TASK STATEMENT:
Please give the entries again in full and exactly, without any picture.

DATASET EXCERPTS:
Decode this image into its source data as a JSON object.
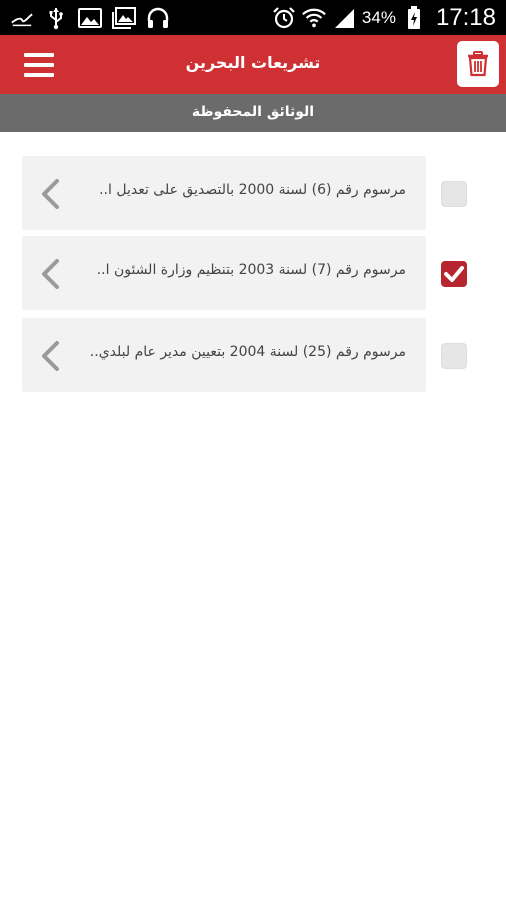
{
  "status_bar": {
    "battery": "34%",
    "time": "17:18"
  },
  "app_bar": {
    "title": "تشريعات البحرين"
  },
  "section": {
    "title": "الوثائق المحفوظة"
  },
  "documents": [
    {
      "title": "مرسوم رقم (6) لسنة 2000 بالتصديق على تعديل ا..",
      "checked": false
    },
    {
      "title": "مرسوم رقم (7) لسنة 2003 بتنظيم وزارة الشئون ا..",
      "checked": true
    },
    {
      "title": "مرسوم رقم (25) لسنة 2004 بتعيين مدير عام لبلدي..",
      "checked": false
    }
  ],
  "colors": {
    "primary": "#cf3033",
    "subheader": "#6b6b6b",
    "card": "#f2f2f2",
    "checked": "#b72630"
  }
}
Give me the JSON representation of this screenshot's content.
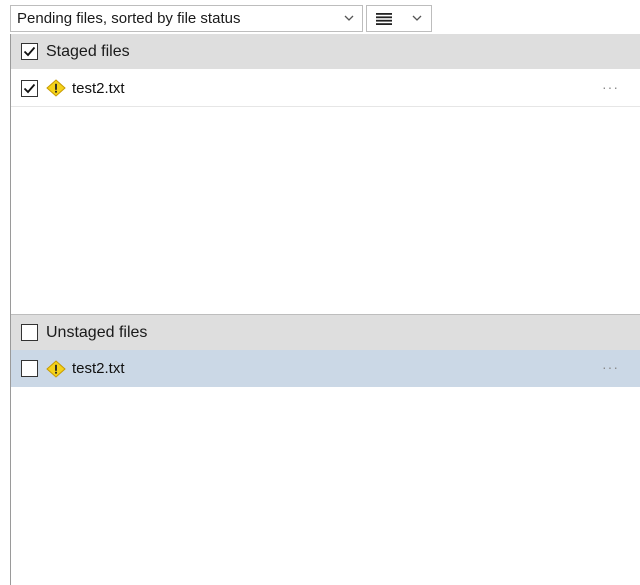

THE COMPLETED TASK:
Decode this image into its source data as a JSON object.
{
  "status_bar": {
    "battery": "34%",
    "time": "17:18"
  },
  "app_bar": {
    "title": "تشريعات البحرين"
  },
  "section": {
    "title": "الوثائق المحفوظة"
  },
  "documents": [
    {
      "title": "مرسوم رقم (6) لسنة 2000 بالتصديق على تعديل ا..",
      "checked": false
    },
    {
      "title": "مرسوم رقم (7) لسنة 2003 بتنظيم وزارة الشئون ا..",
      "checked": true
    },
    {
      "title": "مرسوم رقم (25) لسنة 2004 بتعيين مدير عام لبلدي..",
      "checked": false
    }
  ],
  "colors": {
    "primary": "#cf3033",
    "subheader": "#6b6b6b",
    "card": "#f2f2f2",
    "checked": "#b72630"
  }
}
Give me the JSON representation of this screenshot's content.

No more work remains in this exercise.